- _PASSAGE SHOWN_:
## start
Wanted: 40 trillion gigabytes of open storage, stat!


Gigabytes and terabytes are so passé. It’s soon going to be a zettabyte world thanks to all the digital data—images, books, music, movies, video, documents, maps, you name it—that we collect and engage with throughout our lives.
Industry research firm IDC predicts a 50-fold increase in the total amount of digitally stored data between 2010 and 2020. This means that in the next seven years, the world's total data footprint will reach 40 zettabytes (that's 40 trillion gigabytes), and every man, woman and child on the planet will account for some 5.2 terabytes of data whether in the cloud or local storage.
That's a lot of ones and zeroes, and, unfortunately, help is not on the way in the form of some high-tech, sci-fi breakthrough. To wit: Holographic storage will not bail us out in the next seven years. Nope, between now and 2020, the heavy lifting will be done by that venerable mainstay of storage—the mechanical hard drive. And, yes, USB flash drives, SSDs (solid-state drives), optical drives, and even tape backup systems will also remain in play.
None of these technologies is poised for a revolution, but we should see some interesting evolution in various hardware areas. So let's take a peek at the incremental technology improvements that will help humankind reach that magic 40 zettabyte mark.


Hard drives: Dull but reliable

The workhorse hard drive will remain the dominant storage mechanism for the world's data into the foreseeable future. According to Gartner's John Monroe and Joseph Unsworth, in 2016 hard drives will still account for 97 percent of total drive sales, despite the penetration of SSDs into the desktop and laptop markets. Hard drives continue to lead SSDs in both capacity and competitive pricing, and will do so for the foreseeable future—this in spite of growing capacity and price reductions for flash drives.
Luckily, hard drive performance and capacity will continue to see improvements in the coming years, thanks to several new technologies on the horizon. Hitachi Global Storage Technologies recently announced helium-filled drives aimed at enterprise and cloud storage. These drives promise a 40 percent increase in drive capacity and a 20 percent improvement in energy efficiency.
(See related: SSDs vs. hard drives vs. hybrids: Which storage tech is right for you?)
Helium has one-seventh the density of air. As such, the element can reduce the drag and turbulence between drive platters, which translates to more precise read/write head placement, and allows narrower tracks to be written and more disk platters to be placed inside a drive.
Hitachi hasn't commented on increases in areal density (that is, how many bits can be squeezed into a single square inch), but it has said that its new 3.5-inch helium-filled drives, scheduled for delivery sometime in 2013, will boast seven platters instead of the current five. This increase in disk platters—all thanks to helium—will give us that 40 percent capacity increase per drive.
Two technologies still under development could a deliver a tenfold or greater increase in areal density: The long promised (but yet to be commercialized) Heat Assisted Magnetic Recording (HAMR) and patterned media such as Self-Ordered Magnetic Arrays (SOMA).
## end
- _DATA EXCERPT_:
## start
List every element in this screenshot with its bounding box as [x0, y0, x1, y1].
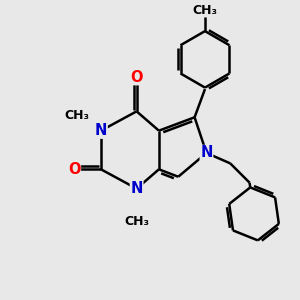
## end
- _TO DO_:
(a) List every kind of digital data that the zettabyte storage article names as something we collect and engage with throughout our lives.
(b) Write out the zettabyte storage article between "The workhorse hard" and "in energy efficiency.", inclusive, renaming "SSDs" as "solid-state drives" everywhere it appears.
The material has no connection to the article about zettabyte storage.

- _RESPONSES PER TASK_:
(a) images, books, music, movies, video, documents, maps

(b)
The workhorse hard drive will remain the dominant storage mechanism for the world's data into the foreseeable future. According to Gartner's John Monroe and Joseph Unsworth, in 2016 hard drives will still account for 97 percent of total drive sales, despite the penetration of solid-state drives into the desktop and laptop markets. Hard drives continue to lead solid-state drives in both capacity and competitive pricing, and will do so for the foreseeable future—this in spite of growing capacity and price reductions for flash drives.
Luckily, hard drive performance and capacity will continue to see improvements in the coming years, thanks to several new technologies on the horizon. Hitachi Global Storage Technologies recently announced helium-filled drives aimed at enterprise and cloud storage. These drives promise a 40 percent increase in drive capacity and a 20 percent improvement in energy efficiency.